PROBLEM TO SOLVE: Your task is to print all of the data word for word.

[Source data]
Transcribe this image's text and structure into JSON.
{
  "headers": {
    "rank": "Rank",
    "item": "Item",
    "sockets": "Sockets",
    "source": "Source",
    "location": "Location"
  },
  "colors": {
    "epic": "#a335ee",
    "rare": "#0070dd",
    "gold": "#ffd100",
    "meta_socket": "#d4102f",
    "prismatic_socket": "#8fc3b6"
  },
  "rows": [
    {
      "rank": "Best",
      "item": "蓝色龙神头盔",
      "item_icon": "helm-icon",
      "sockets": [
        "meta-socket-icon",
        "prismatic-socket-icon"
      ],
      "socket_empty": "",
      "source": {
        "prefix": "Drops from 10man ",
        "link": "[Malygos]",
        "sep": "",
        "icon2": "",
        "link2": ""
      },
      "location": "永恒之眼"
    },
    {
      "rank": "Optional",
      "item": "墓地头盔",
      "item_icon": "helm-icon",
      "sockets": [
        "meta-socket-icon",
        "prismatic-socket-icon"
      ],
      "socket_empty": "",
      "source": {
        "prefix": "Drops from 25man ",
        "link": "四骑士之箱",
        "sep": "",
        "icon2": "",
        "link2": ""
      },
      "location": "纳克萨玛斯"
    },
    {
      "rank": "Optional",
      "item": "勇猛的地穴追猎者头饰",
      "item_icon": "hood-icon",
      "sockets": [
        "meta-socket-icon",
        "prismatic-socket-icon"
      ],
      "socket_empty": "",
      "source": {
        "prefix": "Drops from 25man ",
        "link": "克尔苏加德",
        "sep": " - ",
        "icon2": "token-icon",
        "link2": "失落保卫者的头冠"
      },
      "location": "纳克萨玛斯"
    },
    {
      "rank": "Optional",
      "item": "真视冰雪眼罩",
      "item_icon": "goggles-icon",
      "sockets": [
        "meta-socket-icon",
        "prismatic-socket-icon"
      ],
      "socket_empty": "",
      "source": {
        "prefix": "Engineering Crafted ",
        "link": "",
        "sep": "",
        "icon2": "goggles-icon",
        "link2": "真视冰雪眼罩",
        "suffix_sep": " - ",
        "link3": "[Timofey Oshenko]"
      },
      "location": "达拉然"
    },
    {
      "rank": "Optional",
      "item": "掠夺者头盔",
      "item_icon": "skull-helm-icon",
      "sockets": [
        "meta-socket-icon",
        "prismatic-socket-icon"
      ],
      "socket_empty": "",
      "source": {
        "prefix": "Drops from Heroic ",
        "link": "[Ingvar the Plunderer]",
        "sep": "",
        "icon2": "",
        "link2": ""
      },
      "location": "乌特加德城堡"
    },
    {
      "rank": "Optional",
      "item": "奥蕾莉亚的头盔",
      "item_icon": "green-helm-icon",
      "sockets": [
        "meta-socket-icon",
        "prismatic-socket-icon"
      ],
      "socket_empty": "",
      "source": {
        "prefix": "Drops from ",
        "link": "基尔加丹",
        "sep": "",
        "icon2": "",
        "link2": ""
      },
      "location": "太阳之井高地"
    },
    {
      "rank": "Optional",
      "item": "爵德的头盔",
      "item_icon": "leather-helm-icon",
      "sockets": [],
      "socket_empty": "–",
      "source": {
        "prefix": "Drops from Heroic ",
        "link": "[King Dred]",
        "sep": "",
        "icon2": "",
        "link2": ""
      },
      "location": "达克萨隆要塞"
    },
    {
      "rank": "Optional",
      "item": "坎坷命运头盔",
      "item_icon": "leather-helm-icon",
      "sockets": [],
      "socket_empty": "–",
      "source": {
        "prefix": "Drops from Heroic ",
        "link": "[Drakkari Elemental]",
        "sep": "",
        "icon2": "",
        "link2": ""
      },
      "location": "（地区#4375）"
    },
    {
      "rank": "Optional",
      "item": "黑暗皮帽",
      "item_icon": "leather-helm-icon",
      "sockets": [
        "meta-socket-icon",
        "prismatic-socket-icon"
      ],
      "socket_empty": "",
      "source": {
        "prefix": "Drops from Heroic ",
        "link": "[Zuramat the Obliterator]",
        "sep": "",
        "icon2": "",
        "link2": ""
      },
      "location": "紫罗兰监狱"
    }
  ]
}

WRITTEN SOLUTION:
Transcribe this image's text and structure into JSON.
{
  "headers": {
    "rank": "Rank",
    "item": "Item",
    "sockets": "Sockets",
    "source": "Source",
    "location": "Location"
  },
  "colors": {
    "epic": "#a335ee",
    "rare": "#0070dd",
    "gold": "#ffd100",
    "meta_socket": "#d4102f",
    "prismatic_socket": "#8fc3b6"
  },
  "rows": [
    {
      "rank": "Best",
      "item": "蓝色龙神头盔",
      "item_icon": "helm-icon",
      "sockets": [
        "meta-socket-icon",
        "prismatic-socket-icon"
      ],
      "socket_empty": "",
      "source": {
        "prefix": "Drops from 10man ",
        "link": "[Malygos]",
        "sep": "",
        "icon2": "",
        "link2": ""
      },
      "location": "永恒之眼"
    },
    {
      "rank": "Optional",
      "item": "墓地头盔",
      "item_icon": "helm-icon",
      "sockets": [
        "meta-socket-icon",
        "prismatic-socket-icon"
      ],
      "socket_empty": "",
      "source": {
        "prefix": "Drops from 25man ",
        "link": "四骑士之箱",
        "sep": "",
        "icon2": "",
        "link2": ""
      },
      "location": "纳克萨玛斯"
    },
    {
      "rank": "Optional",
      "item": "勇猛的地穴追猎者头饰",
      "item_icon": "hood-icon",
      "sockets": [
        "meta-socket-icon",
        "prismatic-socket-icon"
      ],
      "socket_empty": "",
      "source": {
        "prefix": "Drops from 25man ",
        "link": "克尔苏加德",
        "sep": " - ",
        "icon2": "token-icon",
        "link2": "失落保卫者的头冠"
      },
      "location": "纳克萨玛斯"
    },
    {
      "rank": "Optional",
      "item": "真视冰雪眼罩",
      "item_icon": "goggles-icon",
      "sockets": [
        "meta-socket-icon",
        "prismatic-socket-icon"
      ],
      "socket_empty": "",
      "source": {
        "prefix": "Engineering Crafted ",
        "link": "",
        "sep": "",
        "icon2": "goggles-icon",
        "link2": "真视冰雪眼罩",
        "suffix_sep": " - ",
        "link3": "[Timofey Oshenko]"
      },
      "location": "达拉然"
    },
    {
      "rank": "Optional",
      "item": "掠夺者头盔",
      "item_icon": "skull-helm-icon",
      "sockets": [
        "meta-socket-icon",
        "prismatic-socket-icon"
      ],
      "socket_empty": "",
      "source": {
        "prefix": "Drops from Heroic ",
        "link": "[Ingvar the Plunderer]",
        "sep": "",
        "icon2": "",
        "link2": ""
      },
      "location": "乌特加德城堡"
    },
    {
      "rank": "Optional",
      "item": "奥蕾莉亚的头盔",
      "item_icon": "green-helm-icon",
      "sockets": [
        "meta-socket-icon",
        "prismatic-socket-icon"
      ],
      "socket_empty": "",
      "source": {
        "prefix": "Drops from ",
        "link": "基尔加丹",
        "sep": "",
        "icon2": "",
        "link2": ""
      },
      "location": "太阳之井高地"
    },
    {
      "rank": "Optional",
      "item": "爵德的头盔",
      "item_icon": "leather-helm-icon",
      "sockets": [],
      "socket_empty": "–",
      "source": {
        "prefix": "Drops from Heroic ",
        "link": "[King Dred]",
        "sep": "",
        "icon2": "",
        "link2": ""
      },
      "location": "达克萨隆要塞"
    },
    {
      "rank": "Optional",
      "item": "坎坷命运头盔",
      "item_icon": "leather-helm-icon",
      "sockets": [],
      "socket_empty": "–",
      "source": {
        "prefix": "Drops from Heroic ",
        "link": "[Drakkari Elemental]",
        "sep": "",
        "icon2": "",
        "link2": ""
      },
      "location": "（地区#4375）"
    },
    {
      "rank": "Optional",
      "item": "黑暗皮帽",
      "item_icon": "leather-helm-icon",
      "sockets": [
        "meta-socket-icon",
        "prismatic-socket-icon"
      ],
      "socket_empty": "",
      "source": {
        "prefix": "Drops from Heroic ",
        "link": "[Zuramat the Obliterator]",
        "sep": "",
        "icon2": "",
        "link2": ""
      },
      "location": "紫罗兰监狱"
    }
  ]
}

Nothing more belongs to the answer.